GOAL OF THE EXERCISE:
Copy out each line of the data that contains "förtroendemannalagen".

SUPPLIED RECORDS:
◆ ◆ ◆
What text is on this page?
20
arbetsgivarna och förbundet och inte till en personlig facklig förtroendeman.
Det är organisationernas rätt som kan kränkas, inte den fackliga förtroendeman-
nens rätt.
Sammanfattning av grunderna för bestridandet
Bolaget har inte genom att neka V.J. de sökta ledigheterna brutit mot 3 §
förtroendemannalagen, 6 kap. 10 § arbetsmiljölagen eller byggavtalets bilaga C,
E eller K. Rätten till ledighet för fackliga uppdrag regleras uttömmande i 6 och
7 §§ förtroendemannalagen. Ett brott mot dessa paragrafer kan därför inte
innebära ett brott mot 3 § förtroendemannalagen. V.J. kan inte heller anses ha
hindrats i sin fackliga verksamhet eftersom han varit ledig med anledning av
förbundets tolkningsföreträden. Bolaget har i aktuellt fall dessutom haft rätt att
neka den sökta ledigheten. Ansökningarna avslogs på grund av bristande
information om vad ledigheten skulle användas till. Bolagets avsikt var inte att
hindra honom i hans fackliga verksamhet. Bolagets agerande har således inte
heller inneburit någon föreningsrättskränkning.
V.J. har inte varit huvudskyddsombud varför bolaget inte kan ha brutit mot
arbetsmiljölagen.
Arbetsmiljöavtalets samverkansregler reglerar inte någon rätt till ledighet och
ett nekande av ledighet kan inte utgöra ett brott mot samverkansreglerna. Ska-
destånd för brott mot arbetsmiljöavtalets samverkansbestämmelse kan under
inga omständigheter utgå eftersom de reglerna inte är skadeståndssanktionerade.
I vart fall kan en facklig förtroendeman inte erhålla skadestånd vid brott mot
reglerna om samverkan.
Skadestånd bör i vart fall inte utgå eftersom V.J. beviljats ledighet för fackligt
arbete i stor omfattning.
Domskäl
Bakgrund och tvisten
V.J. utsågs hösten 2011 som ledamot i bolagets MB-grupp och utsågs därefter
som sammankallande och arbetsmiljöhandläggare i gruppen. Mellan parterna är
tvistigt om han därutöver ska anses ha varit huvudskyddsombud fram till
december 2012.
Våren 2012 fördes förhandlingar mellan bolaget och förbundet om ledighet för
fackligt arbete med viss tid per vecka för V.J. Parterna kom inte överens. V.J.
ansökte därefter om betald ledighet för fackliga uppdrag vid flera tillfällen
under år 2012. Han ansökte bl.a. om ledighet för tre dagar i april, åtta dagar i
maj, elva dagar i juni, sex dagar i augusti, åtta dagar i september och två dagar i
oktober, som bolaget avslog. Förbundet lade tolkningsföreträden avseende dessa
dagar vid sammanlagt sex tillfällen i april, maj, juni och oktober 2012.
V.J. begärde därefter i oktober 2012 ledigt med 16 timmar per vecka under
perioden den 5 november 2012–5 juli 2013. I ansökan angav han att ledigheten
◆ ◆ ◆
EXERCISE RESULT:
förtroendemannalagen, 6 kap. 10 § arbetsmiljölagen eller byggavtalets bilaga C,
7 §§ förtroendemannalagen. Ett brott mot dessa paragrafer kan därför inte
innebära ett brott mot 3 § förtroendemannalagen. V.J. kan inte heller anses ha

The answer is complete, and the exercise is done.